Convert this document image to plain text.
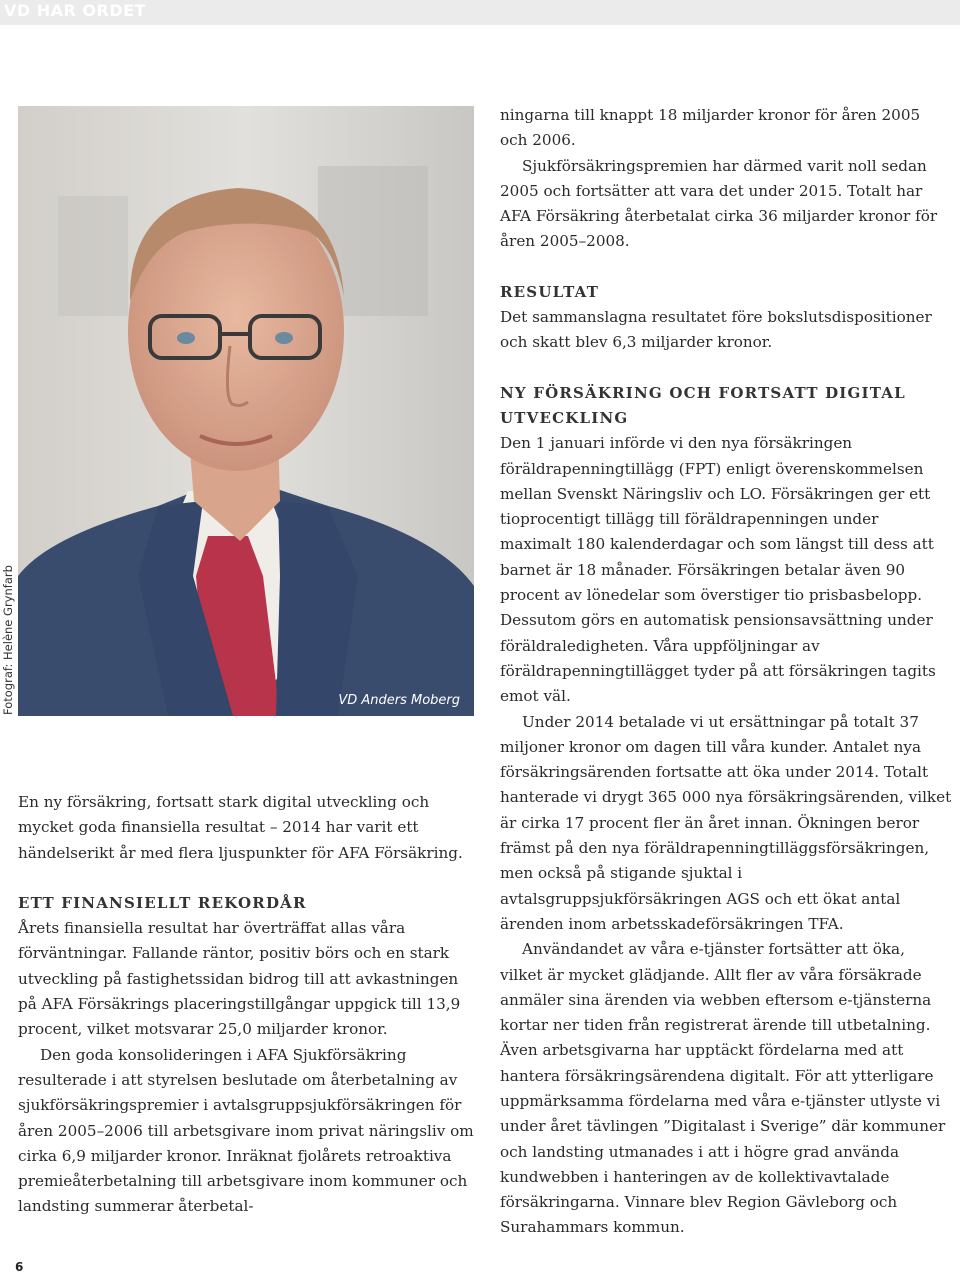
VD HAR ORDET
Fotograf: Helène Grynfarb	VD Anders Moberg

En ny försäkring, fortsatt stark digital utveckling och mycket goda finansiella resultat – 2014 har varit ett händelserikt år med flera ljuspunkter för AFA Försäkring.

ETT FINANSIELLT REKORDÅR

Årets finansiella resultat har överträffat allas våra förväntningar. Fallande räntor, positiv börs och en stark utveckling på fastighetssidan bidrog till att avkastningen på AFA Försäkrings placeringstillgångar uppgick till 13,9 procent, vilket motsvarar 25,0 miljarder kronor.

Den goda konsolideringen i AFA Sjukförsäkring resulterade i att styrelsen beslutade om återbetalning av sjukförsäkringspremier i avtalsgruppsjukförsäkringen för åren 2005–2006 till arbetsgivare inom privat näringsliv om cirka 6,9 miljarder kronor. Inräknat fjolårets retroaktiva premieåterbetalning till arbetsgivare inom kommuner och landsting summerar återbetal-

ningarna till knappt 18 miljarder kronor för åren 2005 och 2006.

Sjukförsäkringspremien har därmed varit noll sedan 2005 och fortsätter att vara det under 2015. Totalt har AFA Försäkring återbetalat cirka 36 miljarder kronor för åren 2005–2008.

RESULTAT

Det sammanslagna resultatet före bokslutsdispositioner och skatt blev 6,3 miljarder kronor.

NY FÖRSÄKRING OCH FORTSATT DIGITAL UTVECKLING

Den 1 januari införde vi den nya försäkringen föräldrapenningtillägg (FPT) enligt överenskommelsen mellan Svenskt Näringsliv och LO. Försäkringen ger ett tioprocentigt tillägg till föräldrapenningen under maximalt 180 kalenderdagar och som längst till dess att barnet är 18 månader. Försäkringen betalar även 90 procent av lönedelar som överstiger tio prisbasbelopp. Dessutom görs en automatisk pensionsavsättning under föräldraledigheten. Våra uppföljningar av föräldrapenningtillägget tyder på att försäkringen tagits emot väl.

Under 2014 betalade vi ut ersättningar på totalt 37 miljoner kronor om dagen till våra kunder. Antalet nya försäkringsärenden fortsatte att öka under 2014. Totalt hanterade vi drygt 365 000 nya försäkringsärenden, vilket är cirka 17 procent fler än året innan. Ökningen beror främst på den nya föräldrapenningtilläggsförsäkringen, men också på stigande sjuktal i avtalsgruppsjukförsäkringen AGS och ett ökat antal ärenden inom arbetsskadeförsäkringen TFA.

Användandet av våra e-tjänster fortsätter att öka, vilket är mycket glädjande. Allt fler av våra försäkrade anmäler sina ärenden via webben eftersom e-tjänsterna kortar ner tiden från registrerat ärende till utbetalning. Även arbetsgivarna har upptäckt fördelarna med att hantera försäkringsärendena digitalt. För att ytterligare uppmärksamma fördelarna med våra e-tjänster utlyste vi under året tävlingen ”Digitalast i Sverige” där kommuner och landsting utmanades i att i högre grad använda kundwebben i hanteringen av de kollektivavtalade försäkringarna. Vinnare blev Region Gävleborg och Surahammars kommun.

6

------------

▶ _Goal_
Gather from the entries above all lines that include the string "cirka".

▶ _Result_
Den goda konsolideringen i AFA Sjukförsäkring resulterade i att styrelsen beslutade om återbetalning av sjukförsäkringspremier i avtalsgruppsjukförsäkringen för åren 2005–2006 till arbetsgivare inom privat näringsliv om cirka 6,9 miljarder kronor. Inräknat fjolårets retroaktiva premieåterbetalning till arbetsgivare inom kommuner och landsting summerar återbetal-
Sjukförsäkringspremien har därmed varit noll sedan 2005 och fortsätter att vara det under 2015. Totalt har AFA Försäkring återbetalat cirka 36 miljarder kronor för åren 2005–2008.
Under 2014 betalade vi ut ersättningar på totalt 37 miljoner kronor om dagen till våra kunder. Antalet nya försäkringsärenden fortsatte att öka under 2014. Totalt hanterade vi drygt 365 000 nya försäkringsärenden, vilket är cirka 17 procent fler än året innan. Ökningen beror främst på den nya föräldrapenningtilläggsförsäkringen, men också på stigande sjuktal i avtalsgruppsjukförsäkringen AGS och ett ökat antal ärenden inom arbetsskadeförsäkringen TFA.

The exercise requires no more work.